Extract the full set of records that follows, word for word.

RECORDS TO PROCESS
= = = = = = =

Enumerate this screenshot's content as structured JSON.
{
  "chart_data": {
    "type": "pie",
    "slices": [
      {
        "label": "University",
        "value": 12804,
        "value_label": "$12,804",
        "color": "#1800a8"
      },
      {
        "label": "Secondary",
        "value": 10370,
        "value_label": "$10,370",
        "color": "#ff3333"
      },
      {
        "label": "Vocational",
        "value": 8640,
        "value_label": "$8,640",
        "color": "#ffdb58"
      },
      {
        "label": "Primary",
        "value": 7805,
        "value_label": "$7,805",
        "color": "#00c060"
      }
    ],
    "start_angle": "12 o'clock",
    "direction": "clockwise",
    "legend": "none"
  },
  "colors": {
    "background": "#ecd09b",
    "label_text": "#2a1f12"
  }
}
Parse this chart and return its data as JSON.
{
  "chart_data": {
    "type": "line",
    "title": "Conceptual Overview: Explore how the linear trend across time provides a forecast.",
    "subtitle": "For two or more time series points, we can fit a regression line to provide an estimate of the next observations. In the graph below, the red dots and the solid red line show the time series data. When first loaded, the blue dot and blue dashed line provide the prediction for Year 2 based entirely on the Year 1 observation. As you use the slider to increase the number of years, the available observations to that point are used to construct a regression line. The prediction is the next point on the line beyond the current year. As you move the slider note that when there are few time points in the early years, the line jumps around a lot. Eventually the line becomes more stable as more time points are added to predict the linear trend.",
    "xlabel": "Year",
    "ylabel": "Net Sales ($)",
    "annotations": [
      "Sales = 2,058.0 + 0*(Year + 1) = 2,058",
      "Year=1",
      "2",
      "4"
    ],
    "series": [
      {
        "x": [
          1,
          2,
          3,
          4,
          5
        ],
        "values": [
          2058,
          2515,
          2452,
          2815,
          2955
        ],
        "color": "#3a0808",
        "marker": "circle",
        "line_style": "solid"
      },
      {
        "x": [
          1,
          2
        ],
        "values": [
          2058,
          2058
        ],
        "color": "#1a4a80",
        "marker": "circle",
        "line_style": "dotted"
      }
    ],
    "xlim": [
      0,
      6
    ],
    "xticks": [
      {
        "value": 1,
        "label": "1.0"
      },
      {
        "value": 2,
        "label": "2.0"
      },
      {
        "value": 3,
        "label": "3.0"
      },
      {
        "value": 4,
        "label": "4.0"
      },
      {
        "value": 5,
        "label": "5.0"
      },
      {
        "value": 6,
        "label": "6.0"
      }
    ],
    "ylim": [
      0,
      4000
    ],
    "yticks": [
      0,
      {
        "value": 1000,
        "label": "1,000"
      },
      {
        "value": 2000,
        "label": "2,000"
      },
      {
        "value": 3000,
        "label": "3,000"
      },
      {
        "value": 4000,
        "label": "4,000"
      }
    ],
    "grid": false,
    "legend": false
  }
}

= = = = = = =

OUTPUT FOR THIS TASK
Enumerate this screenshot's content as structured JSON.
{
  "chart_data": {
    "type": "pie",
    "slices": [
      {
        "label": "University",
        "value": 12804,
        "value_label": "$12,804",
        "color": "#1800a8"
      },
      {
        "label": "Secondary",
        "value": 10370,
        "value_label": "$10,370",
        "color": "#ff3333"
      },
      {
        "label": "Vocational",
        "value": 8640,
        "value_label": "$8,640",
        "color": "#ffdb58"
      },
      {
        "label": "Primary",
        "value": 7805,
        "value_label": "$7,805",
        "color": "#00c060"
      }
    ],
    "start_angle": "12 o'clock",
    "direction": "clockwise",
    "legend": "none"
  },
  "colors": {
    "background": "#ecd09b",
    "label_text": "#2a1f12"
  }
}
Parse this chart and return its data as JSON.
{
  "chart_data": {
    "type": "line",
    "title": "Conceptual Overview: Explore how the linear trend across time provides a forecast.",
    "subtitle": "For two or more time series points, we can fit a regression line to provide an estimate of the next observations. In the graph below, the red dots and the solid red line show the time series data. When first loaded, the blue dot and blue dashed line provide the prediction for Year 2 based entirely on the Year 1 observation. As you use the slider to increase the number of years, the available observations to that point are used to construct a regression line. The prediction is the next point on the line beyond the current year. As you move the slider note that when there are few time points in the early years, the line jumps around a lot. Eventually the line becomes more stable as more time points are added to predict the linear trend.",
    "xlabel": "Year",
    "ylabel": "Net Sales ($)",
    "annotations": [
      "Sales = 2,058.0 + 0*(Year + 1) = 2,058",
      "Year=1",
      "2",
      "4"
    ],
    "series": [
      {
        "x": [
          1,
          2,
          3,
          4,
          5
        ],
        "values": [
          2058,
          2515,
          2452,
          2815,
          2955
        ],
        "color": "#3a0808",
        "marker": "circle",
        "line_style": "solid"
      },
      {
        "x": [
          1,
          2
        ],
        "values": [
          2058,
          2058
        ],
        "color": "#1a4a80",
        "marker": "circle",
        "line_style": "dotted"
      }
    ],
    "xlim": [
      0,
      6
    ],
    "xticks": [
      {
        "value": 1,
        "label": "1.0"
      },
      {
        "value": 2,
        "label": "2.0"
      },
      {
        "value": 3,
        "label": "3.0"
      },
      {
        "value": 4,
        "label": "4.0"
      },
      {
        "value": 5,
        "label": "5.0"
      },
      {
        "value": 6,
        "label": "6.0"
      }
    ],
    "ylim": [
      0,
      4000
    ],
    "yticks": [
      0,
      {
        "value": 1000,
        "label": "1,000"
      },
      {
        "value": 2000,
        "label": "2,000"
      },
      {
        "value": 3000,
        "label": "3,000"
      },
      {
        "value": 4000,
        "label": "4,000"
      }
    ],
    "grid": false,
    "legend": false
  }
}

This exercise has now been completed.